>> BEGIN Supplied data

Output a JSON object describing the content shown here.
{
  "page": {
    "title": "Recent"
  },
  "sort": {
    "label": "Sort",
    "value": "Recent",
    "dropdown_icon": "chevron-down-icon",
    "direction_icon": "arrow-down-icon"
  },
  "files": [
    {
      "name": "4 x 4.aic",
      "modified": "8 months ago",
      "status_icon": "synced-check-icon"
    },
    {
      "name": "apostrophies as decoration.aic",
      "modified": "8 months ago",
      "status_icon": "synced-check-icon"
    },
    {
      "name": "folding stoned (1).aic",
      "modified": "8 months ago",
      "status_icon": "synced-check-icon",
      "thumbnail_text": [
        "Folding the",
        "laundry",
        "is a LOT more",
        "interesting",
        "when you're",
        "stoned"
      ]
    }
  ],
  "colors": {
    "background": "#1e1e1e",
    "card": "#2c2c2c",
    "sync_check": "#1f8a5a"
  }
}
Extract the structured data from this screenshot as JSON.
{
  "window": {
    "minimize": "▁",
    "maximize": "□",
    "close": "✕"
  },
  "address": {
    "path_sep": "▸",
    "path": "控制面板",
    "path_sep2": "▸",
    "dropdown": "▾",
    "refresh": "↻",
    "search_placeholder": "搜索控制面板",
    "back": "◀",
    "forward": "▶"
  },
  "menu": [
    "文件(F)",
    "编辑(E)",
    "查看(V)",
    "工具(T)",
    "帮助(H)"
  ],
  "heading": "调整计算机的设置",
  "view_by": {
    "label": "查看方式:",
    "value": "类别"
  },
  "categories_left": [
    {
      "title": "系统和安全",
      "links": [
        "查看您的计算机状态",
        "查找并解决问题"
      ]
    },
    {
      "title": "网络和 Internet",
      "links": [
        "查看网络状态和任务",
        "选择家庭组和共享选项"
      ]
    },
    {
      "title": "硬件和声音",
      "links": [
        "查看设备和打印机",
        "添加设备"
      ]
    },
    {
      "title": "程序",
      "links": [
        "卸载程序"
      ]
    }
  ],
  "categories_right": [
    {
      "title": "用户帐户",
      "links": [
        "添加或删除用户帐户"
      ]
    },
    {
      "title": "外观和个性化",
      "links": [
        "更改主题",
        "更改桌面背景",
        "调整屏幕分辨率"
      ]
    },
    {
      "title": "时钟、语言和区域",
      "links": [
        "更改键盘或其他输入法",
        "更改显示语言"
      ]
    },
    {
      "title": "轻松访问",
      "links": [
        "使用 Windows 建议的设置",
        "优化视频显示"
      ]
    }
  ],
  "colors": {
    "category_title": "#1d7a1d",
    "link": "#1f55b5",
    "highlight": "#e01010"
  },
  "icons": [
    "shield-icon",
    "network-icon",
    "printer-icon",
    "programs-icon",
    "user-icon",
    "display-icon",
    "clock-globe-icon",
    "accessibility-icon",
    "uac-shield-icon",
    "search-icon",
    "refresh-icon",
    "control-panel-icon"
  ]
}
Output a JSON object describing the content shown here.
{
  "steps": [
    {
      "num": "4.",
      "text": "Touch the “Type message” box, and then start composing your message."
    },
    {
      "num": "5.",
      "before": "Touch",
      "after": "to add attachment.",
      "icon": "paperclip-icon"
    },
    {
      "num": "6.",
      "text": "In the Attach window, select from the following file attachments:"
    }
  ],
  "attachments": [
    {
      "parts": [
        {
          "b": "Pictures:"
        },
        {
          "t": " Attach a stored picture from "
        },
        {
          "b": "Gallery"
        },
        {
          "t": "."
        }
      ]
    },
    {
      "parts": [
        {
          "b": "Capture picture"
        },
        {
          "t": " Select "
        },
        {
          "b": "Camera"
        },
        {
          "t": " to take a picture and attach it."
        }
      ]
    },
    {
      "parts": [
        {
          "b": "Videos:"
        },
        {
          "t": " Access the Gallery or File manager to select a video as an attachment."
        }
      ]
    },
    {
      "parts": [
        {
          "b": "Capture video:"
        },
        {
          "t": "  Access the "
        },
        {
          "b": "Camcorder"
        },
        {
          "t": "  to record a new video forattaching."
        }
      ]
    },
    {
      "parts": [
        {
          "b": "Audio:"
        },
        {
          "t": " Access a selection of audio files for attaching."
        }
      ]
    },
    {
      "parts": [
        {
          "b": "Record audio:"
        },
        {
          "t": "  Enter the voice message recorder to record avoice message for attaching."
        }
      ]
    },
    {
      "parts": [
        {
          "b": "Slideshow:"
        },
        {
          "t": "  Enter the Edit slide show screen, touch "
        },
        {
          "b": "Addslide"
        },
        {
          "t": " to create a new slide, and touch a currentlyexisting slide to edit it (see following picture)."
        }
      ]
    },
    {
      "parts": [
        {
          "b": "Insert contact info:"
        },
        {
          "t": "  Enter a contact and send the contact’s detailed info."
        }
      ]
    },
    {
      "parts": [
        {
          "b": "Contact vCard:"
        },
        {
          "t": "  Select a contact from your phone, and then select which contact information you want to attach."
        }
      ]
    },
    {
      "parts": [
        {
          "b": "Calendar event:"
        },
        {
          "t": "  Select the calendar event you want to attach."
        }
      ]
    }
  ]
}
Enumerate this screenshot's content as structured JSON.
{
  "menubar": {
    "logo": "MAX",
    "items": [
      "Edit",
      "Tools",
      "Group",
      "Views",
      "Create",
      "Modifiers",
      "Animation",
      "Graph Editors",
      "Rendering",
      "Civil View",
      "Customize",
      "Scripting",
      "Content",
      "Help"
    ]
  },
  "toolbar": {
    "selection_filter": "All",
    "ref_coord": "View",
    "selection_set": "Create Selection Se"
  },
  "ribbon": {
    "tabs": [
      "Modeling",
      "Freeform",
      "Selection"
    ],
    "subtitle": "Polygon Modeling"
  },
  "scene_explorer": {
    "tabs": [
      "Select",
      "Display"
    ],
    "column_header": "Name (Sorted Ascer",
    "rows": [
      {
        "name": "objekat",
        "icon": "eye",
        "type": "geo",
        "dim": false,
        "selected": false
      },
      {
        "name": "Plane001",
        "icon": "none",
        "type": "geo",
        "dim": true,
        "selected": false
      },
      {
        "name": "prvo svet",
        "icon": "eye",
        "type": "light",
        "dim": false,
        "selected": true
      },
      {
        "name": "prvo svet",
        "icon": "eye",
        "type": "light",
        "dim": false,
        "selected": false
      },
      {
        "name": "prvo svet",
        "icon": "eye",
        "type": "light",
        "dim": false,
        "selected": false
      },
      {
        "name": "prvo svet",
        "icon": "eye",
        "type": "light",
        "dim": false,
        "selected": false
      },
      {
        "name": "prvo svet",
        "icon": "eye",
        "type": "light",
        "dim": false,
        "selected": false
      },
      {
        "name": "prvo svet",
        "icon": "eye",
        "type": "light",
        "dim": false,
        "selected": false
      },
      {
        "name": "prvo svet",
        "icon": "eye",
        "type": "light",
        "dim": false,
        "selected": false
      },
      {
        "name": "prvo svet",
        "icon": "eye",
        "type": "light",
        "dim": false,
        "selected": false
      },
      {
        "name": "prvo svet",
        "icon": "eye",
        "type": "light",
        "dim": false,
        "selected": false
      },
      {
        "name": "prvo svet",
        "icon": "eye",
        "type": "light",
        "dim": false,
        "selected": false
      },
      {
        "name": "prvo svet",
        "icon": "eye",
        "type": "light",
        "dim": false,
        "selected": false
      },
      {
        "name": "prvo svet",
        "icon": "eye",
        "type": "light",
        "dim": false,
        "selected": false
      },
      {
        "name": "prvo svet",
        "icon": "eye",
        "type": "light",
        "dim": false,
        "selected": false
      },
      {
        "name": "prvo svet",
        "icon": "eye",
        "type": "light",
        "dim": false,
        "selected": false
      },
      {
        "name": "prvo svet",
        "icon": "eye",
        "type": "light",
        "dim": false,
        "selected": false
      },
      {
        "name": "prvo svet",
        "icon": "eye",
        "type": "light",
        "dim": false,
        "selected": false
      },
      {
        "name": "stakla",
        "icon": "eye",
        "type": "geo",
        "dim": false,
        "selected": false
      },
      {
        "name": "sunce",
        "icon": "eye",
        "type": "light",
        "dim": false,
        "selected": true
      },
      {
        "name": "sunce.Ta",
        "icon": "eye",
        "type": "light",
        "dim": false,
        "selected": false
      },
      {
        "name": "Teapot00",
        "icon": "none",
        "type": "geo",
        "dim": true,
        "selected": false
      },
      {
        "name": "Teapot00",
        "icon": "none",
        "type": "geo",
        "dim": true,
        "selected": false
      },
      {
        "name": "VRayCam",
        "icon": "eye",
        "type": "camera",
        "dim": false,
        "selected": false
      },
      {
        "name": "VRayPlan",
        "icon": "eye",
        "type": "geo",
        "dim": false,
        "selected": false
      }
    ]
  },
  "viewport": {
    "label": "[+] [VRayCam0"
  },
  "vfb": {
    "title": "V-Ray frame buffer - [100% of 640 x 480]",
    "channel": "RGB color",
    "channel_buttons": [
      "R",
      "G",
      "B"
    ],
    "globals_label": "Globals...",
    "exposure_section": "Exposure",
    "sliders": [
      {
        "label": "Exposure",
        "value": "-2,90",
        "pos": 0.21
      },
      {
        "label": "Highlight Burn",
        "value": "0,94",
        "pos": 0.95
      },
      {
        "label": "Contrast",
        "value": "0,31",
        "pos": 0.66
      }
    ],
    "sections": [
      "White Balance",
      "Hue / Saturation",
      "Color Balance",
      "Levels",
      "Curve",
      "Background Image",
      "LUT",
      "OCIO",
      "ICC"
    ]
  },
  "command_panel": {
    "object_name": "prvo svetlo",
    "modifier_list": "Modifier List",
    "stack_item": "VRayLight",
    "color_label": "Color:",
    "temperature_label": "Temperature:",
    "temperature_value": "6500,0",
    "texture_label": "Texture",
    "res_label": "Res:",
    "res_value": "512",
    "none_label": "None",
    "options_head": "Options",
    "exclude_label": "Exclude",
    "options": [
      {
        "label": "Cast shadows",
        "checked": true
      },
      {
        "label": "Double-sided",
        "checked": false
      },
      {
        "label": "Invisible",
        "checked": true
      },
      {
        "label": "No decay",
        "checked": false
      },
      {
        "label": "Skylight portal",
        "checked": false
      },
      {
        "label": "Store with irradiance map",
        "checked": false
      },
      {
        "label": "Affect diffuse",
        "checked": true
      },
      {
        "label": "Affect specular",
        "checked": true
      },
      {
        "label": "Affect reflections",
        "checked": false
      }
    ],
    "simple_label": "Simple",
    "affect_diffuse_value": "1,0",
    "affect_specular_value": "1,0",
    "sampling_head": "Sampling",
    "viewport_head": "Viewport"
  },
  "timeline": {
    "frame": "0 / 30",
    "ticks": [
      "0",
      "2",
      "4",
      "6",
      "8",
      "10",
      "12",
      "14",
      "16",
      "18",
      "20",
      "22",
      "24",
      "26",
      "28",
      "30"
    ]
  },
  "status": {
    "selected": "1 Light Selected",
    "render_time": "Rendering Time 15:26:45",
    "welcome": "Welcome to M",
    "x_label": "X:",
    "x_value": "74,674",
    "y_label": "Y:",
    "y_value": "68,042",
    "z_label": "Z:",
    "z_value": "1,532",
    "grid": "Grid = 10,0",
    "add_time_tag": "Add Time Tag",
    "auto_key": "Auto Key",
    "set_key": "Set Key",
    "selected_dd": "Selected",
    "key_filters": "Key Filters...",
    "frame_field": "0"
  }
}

>> END Supplied data

# Problem details
Gather, from the listing above, every line carrying the word "structured".

# Response
Extract the structured data from this screenshot as JSON.
Enumerate this screenshot's content as structured JSON.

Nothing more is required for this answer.